- Travail demandé -
Pour chacun des énoncés suivants, indiquez par oui ou par non s'il concorde avec l'extrait fourni, et citez mot pour mot les termes de l'extrait qui tranchent la question.
(a) Israel est professeur titulaire à l'Institut d'Études Avancées de Princeton.
(b) Radical Enlightenment a paru en français en 2001.
(c) Israel présente le postmodernisme comme un héritier de la pensée des Lumières.

Israel, professeur titulaire à l'Institut d’Etudes Avancées de Princeton,
est un expert internationalement respecté de l'histoire des débuts de la
période moderne en Europe. Les travaux publiés par ce professeur dans la
soixantaine montrent l'ampleur prodigieuse de ses centres d'intérêt en
histoire, sans oublier son aisance tout à fait exceptionnelle dans de
nombreuses langues, dont le Latin, l'Allemand, le Hollandais, le Français,
l'Espagnol, l'Italien et le Polonais. Ses publications universitaires
comprennent : European Jewry in the Age of Mercantilism 1550-1750
(1985 – les Juifs européens à l'âge du mercantilisme), The Dutch
Republic (1998 – la république hollandaise), Radical Enlightenment
(2001 – paru en français en 2005 sous le titre, Les Lumières radicales :
la philosophie, Spinoza et la naissance de la modernité : 1650-1750),
Enlightenment Contested (2006 – les Lumières contestées) et, le
plus récent, A Revolution of the Mind (2010 – une Révolution de
l'esprit).
L'apport le plus important du Professeur Israel a été sa défense des
Lumières contre leurs détracteurs postmodernes, et aussi l'accent mis sur le
rôle central du philosophe matérialiste du XVIIe siècle Baruch Spinoza
(1632-1677) dans le développement de la pensée démocratique et radicale au
dix-huitième siècle. Les ouvrages d'Israel sur les Lumières ont eu une
portée bien au-delà du monde des historiens professionnels. L'étendue et
l'ambition de ses études excitent un réel intérêt. Malgré la densité et la
complexité de ses volumes exigeants, il parvient à captiver ses lecteurs
avec l’histoire extraordinaire d'un chapitre grandiose, s'étendant sur tout
un siècle, du développement intellectuel de l'humanité.
Cet auteur fait passer dans ses livres la conviction que cette révolution
dans la pensée scientifique, ayant reçu une impulsion puissante de la part
de la pensée matérialiste de Spinoza, a été l’inspiratrice d’une avancée
importante et profondément progressiste de la société et de la
culture. L'optimisme intellectuel qui sous-tend le projet d'Israel,
s'appuyant sur la conviction que la raison, la science et la quête de la
vérité objective ont une valeur intrinsèque, a trouvé un écho parmi ceux qui
n'adhèrent pas à l'atmosphère dominante de relativisme intellectuel,
d'extrême subjectivisme et de cynisme.
Israel n'a fait aucun secret de son dédain pour le postmodernisme, qu'il
a décrit comme le rejeton de la pensée réactionnaire anti-Lumières remontant
au dix-huitième siècle. Il a critiqué la campagne des postmodernes visant à
« discréditer et à saper les fondements moraux de ce qu'ils dénigrent comme
le "projet des Lumières". » (Enlightement contested, p. 807).

- Liste des lignes -
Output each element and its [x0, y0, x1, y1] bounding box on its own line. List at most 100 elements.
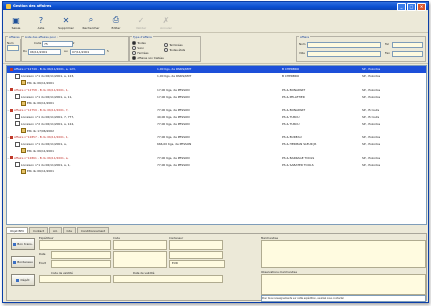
bordereau-button[interactable]: Bordereau [11, 256, 35, 268]
maximize-button[interactable]: □ [407, 3, 416, 11]
ville-field[interactable] [307, 51, 381, 57]
toolbar-button-saisie[interactable]: ▣ Saisie [6, 15, 26, 32]
check-icon: ✓ [137, 15, 145, 25]
tel-field[interactable] [392, 42, 423, 48]
etb-row[interactable]: Etb du 06/11/2001 [7, 100, 426, 107]
toolbar-button-annuler[interactable]: ✗ Annuler [156, 15, 176, 32]
livraison-row[interactable]: Livraison n°1 du 06/11/2001, a, 666,00 Kg… [7, 141, 426, 148]
affaires-tree-list[interactable]: − Affaire n°12749 - B du 06/11/2001, a, 1… [6, 65, 427, 225]
row-cell-c2: 1,00 Kgs, de PARIS/KMT [157, 74, 192, 79]
radio-dot [164, 43, 169, 48]
non-traitees-checkbox[interactable]: Affaires non traitées [132, 56, 164, 61]
affaire-icon [10, 135, 13, 139]
help-icon: ? [38, 15, 44, 25]
row-cell-c3: PS & TURCU [282, 114, 300, 119]
expediteur-field[interactable] [39, 240, 111, 250]
date-label: Date [39, 252, 46, 256]
type-radio-terminees[interactable]: Terminées [164, 43, 183, 48]
etb-row[interactable]: Etb du 06/11/2001 [7, 148, 426, 155]
quantity-field[interactable] [113, 251, 167, 268]
montant-field[interactable] [169, 251, 223, 259]
row-description: Livraison n°1 du 06/11/2001, 7, 777, [21, 114, 75, 119]
row-description: Affaire n°12758 - B du 06/11/2001, 1, [14, 87, 69, 92]
livraison-row[interactable]: Livraison n°1 du 06/11/2001, a, 1, 77,00 … [7, 161, 426, 168]
status-message: Pour tous renseignements sur cette expéd… [261, 295, 426, 302]
devise-field[interactable]: EUR [169, 260, 225, 268]
row-cell-c4: SP , Pozodos [362, 74, 381, 79]
etb-row[interactable]: Etb du 06/11/2001 [7, 168, 426, 175]
refresh-icon[interactable]: ↻ [107, 49, 109, 53]
row-cell-c4: SP , Pozodos [362, 142, 381, 147]
affaire-row[interactable]: − Affaire n°12749 - B du 06/11/2001, a, 1… [7, 66, 426, 73]
fax-field[interactable] [392, 51, 423, 57]
toolbar-button-label: Supprimer [58, 26, 74, 30]
code-detail-field[interactable] [113, 240, 167, 250]
checkbox-icon[interactable] [15, 94, 20, 100]
affaires-number-field[interactable] [7, 45, 19, 51]
code-validite-field[interactable] [39, 275, 111, 283]
affaires-group-label: Affaires [8, 35, 21, 39]
type-radio-toutes[interactable]: Toutes [132, 41, 146, 46]
checkbox-icon[interactable] [15, 73, 20, 79]
affaire-row[interactable]: − Affaire n°12861 - B du 06/11/2001, a, 77… [7, 154, 426, 161]
toolbar-button-label: Aide [37, 26, 45, 30]
toolbar-button-rechercher[interactable]: ⌕ Rechercher [81, 15, 101, 32]
checkbox-box [132, 56, 137, 61]
toolbar-button-editer[interactable]: ⎙ Editer [106, 15, 126, 32]
toolbar-button-label: Editer [111, 26, 121, 30]
livraison-row[interactable]: Livraison n°2 du 06/11/2001, a, 124, 77,0… [7, 120, 426, 127]
date-field[interactable] [51, 251, 111, 259]
affaire-row[interactable]: − Affaire n°12759 - B du 06/11/2001, 7, 77… [7, 107, 426, 114]
livraison-row[interactable]: Livraison n°1 du 06/11/2001, a, 123, 1,00… [7, 73, 426, 80]
type-option-label: Toutes [137, 41, 146, 45]
checkbox-icon[interactable] [15, 141, 20, 147]
affaire-row[interactable]: − Affaire n°12857 - B du 06/11/2001, 1, 77… [7, 134, 426, 141]
document-icon [21, 80, 26, 86]
checkbox-icon[interactable] [15, 114, 20, 120]
radio-dot [132, 41, 137, 46]
row-description: Affaire n°12749 - B du 06/11/2001, a, 12… [14, 67, 76, 72]
type-radio-toutes-etats[interactable]: Toutes états [164, 48, 185, 53]
conteneur-field[interactable] [169, 240, 223, 250]
ecart-field[interactable] [51, 260, 111, 268]
code-value: 75 [44, 42, 48, 46]
button-label: Dépôt [20, 278, 30, 282]
code-dropdown-icon[interactable]: ▾ [73, 41, 74, 45]
observation-field[interactable] [261, 274, 426, 295]
livraison-row[interactable]: Livraison n°1 du 06/11/2001, 7, 777, 40,0… [7, 114, 426, 121]
close-button[interactable]: × [417, 3, 426, 11]
minimize-button[interactable]: _ [397, 3, 406, 11]
type-option-label: Suivi [137, 46, 144, 50]
row-cell-c3: PS & HERMAN SLEUR JR [282, 142, 317, 147]
radio-dot [164, 48, 169, 53]
document-icon [21, 128, 26, 134]
row-cell-c2: 666,00 Kgs, de PESSON [157, 142, 192, 147]
row-description: Etb du 17/06/2002 [27, 128, 54, 133]
checkbox-icon[interactable] [15, 121, 20, 127]
etb-row[interactable]: Etb du 17/06/2002 [7, 127, 426, 134]
type-radio-suivi[interactable]: Suivi [132, 46, 144, 51]
nom-field[interactable] [307, 42, 381, 48]
document-icon [13, 242, 17, 246]
title-bar[interactable]: Gestion des affaires _ □ × [3, 2, 428, 11]
row-description: Livraison n°2 du 06/11/2001, a, 124, [21, 121, 75, 126]
du-date-field[interactable]: 06/11/2001 [28, 49, 61, 55]
au-date-field[interactable]: 07/11/2001 [70, 49, 105, 55]
depot-button[interactable]: Dépôt [11, 274, 35, 286]
toolbar-button-supprimer[interactable]: ✕ Supprimer [56, 15, 76, 32]
bon-transport-button[interactable]: Bon trans. [11, 238, 35, 250]
row-cell-c2: 77,00 Kgs, de PESSON [157, 121, 190, 126]
etb-row[interactable]: Etb du 06/11/2001 [7, 80, 426, 87]
marchandise-field[interactable] [261, 240, 426, 268]
livraison-row[interactable]: Livraison n°1 du 06/11/2001, a, 11, 17,00… [7, 93, 426, 100]
toolbar-button-aide[interactable]: ? Aide [31, 15, 51, 32]
type-radio-fermees[interactable]: Fermées [132, 51, 148, 56]
affaire-row[interactable]: − Affaire n°12758 - B du 06/11/2001, 1, 17… [7, 86, 426, 93]
code-field[interactable]: 75 [42, 41, 73, 47]
code-label: Code [34, 41, 42, 45]
checkbox-icon[interactable] [15, 162, 20, 168]
affaire-icon [10, 88, 13, 92]
date-validite-field[interactable] [113, 275, 223, 283]
row-cell-c2: 77,00 Kgs, de PESSON [157, 155, 190, 160]
toolbar-button-valider[interactable]: ✓ Valider [131, 15, 151, 32]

- Réponse -
(a) Oui : « professeur titulaire à l'Institut d’Etudes Avancées de Princeton ».
(b) Non : « paru en français en 2005 ».
(c) Non : « le rejeton de la pensée réactionnaire anti-Lumières ».